Would you retype all of these records exactly?
= = = =
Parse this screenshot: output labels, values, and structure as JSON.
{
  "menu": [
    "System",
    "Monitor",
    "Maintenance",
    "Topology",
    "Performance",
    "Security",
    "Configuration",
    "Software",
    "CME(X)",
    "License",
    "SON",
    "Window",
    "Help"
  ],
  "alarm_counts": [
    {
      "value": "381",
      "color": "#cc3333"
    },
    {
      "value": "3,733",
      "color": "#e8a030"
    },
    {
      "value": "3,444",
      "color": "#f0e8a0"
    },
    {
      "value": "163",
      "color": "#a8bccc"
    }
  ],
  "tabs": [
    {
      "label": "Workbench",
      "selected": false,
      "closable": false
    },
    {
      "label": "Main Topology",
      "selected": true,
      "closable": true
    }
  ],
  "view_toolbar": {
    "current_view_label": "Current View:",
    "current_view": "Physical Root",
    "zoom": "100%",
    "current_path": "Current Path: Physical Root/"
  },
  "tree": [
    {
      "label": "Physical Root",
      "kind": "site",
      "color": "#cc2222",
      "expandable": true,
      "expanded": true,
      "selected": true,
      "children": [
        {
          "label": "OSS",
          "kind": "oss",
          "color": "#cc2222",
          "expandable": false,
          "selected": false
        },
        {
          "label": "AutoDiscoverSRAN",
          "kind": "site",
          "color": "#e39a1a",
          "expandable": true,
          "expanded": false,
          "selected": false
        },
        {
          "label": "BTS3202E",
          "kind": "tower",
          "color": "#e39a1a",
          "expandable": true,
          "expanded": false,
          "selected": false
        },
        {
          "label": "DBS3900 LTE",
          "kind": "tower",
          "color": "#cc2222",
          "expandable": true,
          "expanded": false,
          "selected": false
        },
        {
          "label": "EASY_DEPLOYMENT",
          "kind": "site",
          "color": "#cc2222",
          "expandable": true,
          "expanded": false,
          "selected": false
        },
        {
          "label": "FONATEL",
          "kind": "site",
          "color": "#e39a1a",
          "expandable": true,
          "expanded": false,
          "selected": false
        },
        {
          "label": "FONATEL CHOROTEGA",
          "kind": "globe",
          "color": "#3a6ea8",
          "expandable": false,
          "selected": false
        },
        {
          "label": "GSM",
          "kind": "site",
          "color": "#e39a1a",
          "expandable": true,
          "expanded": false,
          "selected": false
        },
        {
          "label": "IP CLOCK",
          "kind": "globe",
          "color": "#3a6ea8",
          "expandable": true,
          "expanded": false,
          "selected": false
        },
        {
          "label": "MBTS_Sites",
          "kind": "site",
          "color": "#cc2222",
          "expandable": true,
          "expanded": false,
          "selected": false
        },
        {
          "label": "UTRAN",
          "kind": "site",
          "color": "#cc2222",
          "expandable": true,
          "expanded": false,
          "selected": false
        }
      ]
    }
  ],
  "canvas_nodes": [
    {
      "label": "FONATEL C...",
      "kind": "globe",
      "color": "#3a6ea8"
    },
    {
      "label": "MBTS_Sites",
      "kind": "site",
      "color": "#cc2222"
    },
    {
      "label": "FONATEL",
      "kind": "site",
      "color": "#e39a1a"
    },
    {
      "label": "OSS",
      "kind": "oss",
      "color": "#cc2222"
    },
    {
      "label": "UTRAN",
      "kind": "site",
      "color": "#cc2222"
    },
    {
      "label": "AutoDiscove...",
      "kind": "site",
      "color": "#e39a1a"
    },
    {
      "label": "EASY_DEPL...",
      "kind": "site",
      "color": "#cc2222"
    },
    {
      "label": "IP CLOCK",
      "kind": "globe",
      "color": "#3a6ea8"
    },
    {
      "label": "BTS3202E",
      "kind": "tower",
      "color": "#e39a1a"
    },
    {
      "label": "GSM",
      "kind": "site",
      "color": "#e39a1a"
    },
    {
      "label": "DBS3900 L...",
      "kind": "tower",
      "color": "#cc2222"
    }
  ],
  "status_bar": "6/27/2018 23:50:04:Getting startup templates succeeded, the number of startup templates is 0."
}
= = = =
FINISHED EXERCISE:
Parse this screenshot: output labels, values, and structure as JSON.
{
  "menu": [
    "System",
    "Monitor",
    "Maintenance",
    "Topology",
    "Performance",
    "Security",
    "Configuration",
    "Software",
    "CME(X)",
    "License",
    "SON",
    "Window",
    "Help"
  ],
  "alarm_counts": [
    {
      "value": "381",
      "color": "#cc3333"
    },
    {
      "value": "3,733",
      "color": "#e8a030"
    },
    {
      "value": "3,444",
      "color": "#f0e8a0"
    },
    {
      "value": "163",
      "color": "#a8bccc"
    }
  ],
  "tabs": [
    {
      "label": "Workbench",
      "selected": false,
      "closable": false
    },
    {
      "label": "Main Topology",
      "selected": true,
      "closable": true
    }
  ],
  "view_toolbar": {
    "current_view_label": "Current View:",
    "current_view": "Physical Root",
    "zoom": "100%",
    "current_path": "Current Path: Physical Root/"
  },
  "tree": [
    {
      "label": "Physical Root",
      "kind": "site",
      "color": "#cc2222",
      "expandable": true,
      "expanded": true,
      "selected": true,
      "children": [
        {
          "label": "OSS",
          "kind": "oss",
          "color": "#cc2222",
          "expandable": false,
          "selected": false
        },
        {
          "label": "AutoDiscoverSRAN",
          "kind": "site",
          "color": "#e39a1a",
          "expandable": true,
          "expanded": false,
          "selected": false
        },
        {
          "label": "BTS3202E",
          "kind": "tower",
          "color": "#e39a1a",
          "expandable": true,
          "expanded": false,
          "selected": false
        },
        {
          "label": "DBS3900 LTE",
          "kind": "tower",
          "color": "#cc2222",
          "expandable": true,
          "expanded": false,
          "selected": false
        },
        {
          "label": "EASY_DEPLOYMENT",
          "kind": "site",
          "color": "#cc2222",
          "expandable": true,
          "expanded": false,
          "selected": false
        },
        {
          "label": "FONATEL",
          "kind": "site",
          "color": "#e39a1a",
          "expandable": true,
          "expanded": false,
          "selected": false
        },
        {
          "label": "FONATEL CHOROTEGA",
          "kind": "globe",
          "color": "#3a6ea8",
          "expandable": false,
          "selected": false
        },
        {
          "label": "GSM",
          "kind": "site",
          "color": "#e39a1a",
          "expandable": true,
          "expanded": false,
          "selected": false
        },
        {
          "label": "IP CLOCK",
          "kind": "globe",
          "color": "#3a6ea8",
          "expandable": true,
          "expanded": false,
          "selected": false
        },
        {
          "label": "MBTS_Sites",
          "kind": "site",
          "color": "#cc2222",
          "expandable": true,
          "expanded": false,
          "selected": false
        },
        {
          "label": "UTRAN",
          "kind": "site",
          "color": "#cc2222",
          "expandable": true,
          "expanded": false,
          "selected": false
        }
      ]
    }
  ],
  "canvas_nodes": [
    {
      "label": "FONATEL C...",
      "kind": "globe",
      "color": "#3a6ea8"
    },
    {
      "label": "MBTS_Sites",
      "kind": "site",
      "color": "#cc2222"
    },
    {
      "label": "FONATEL",
      "kind": "site",
      "color": "#e39a1a"
    },
    {
      "label": "OSS",
      "kind": "oss",
      "color": "#cc2222"
    },
    {
      "label": "UTRAN",
      "kind": "site",
      "color": "#cc2222"
    },
    {
      "label": "AutoDiscove...",
      "kind": "site",
      "color": "#e39a1a"
    },
    {
      "label": "EASY_DEPL...",
      "kind": "site",
      "color": "#cc2222"
    },
    {
      "label": "IP CLOCK",
      "kind": "globe",
      "color": "#3a6ea8"
    },
    {
      "label": "BTS3202E",
      "kind": "tower",
      "color": "#e39a1a"
    },
    {
      "label": "GSM",
      "kind": "site",
      "color": "#e39a1a"
    },
    {
      "label": "DBS3900 L...",
      "kind": "tower",
      "color": "#cc2222"
    }
  ],
  "status_bar": "6/27/2018 23:50:04:Getting startup templates succeeded, the number of startup templates is 0."
}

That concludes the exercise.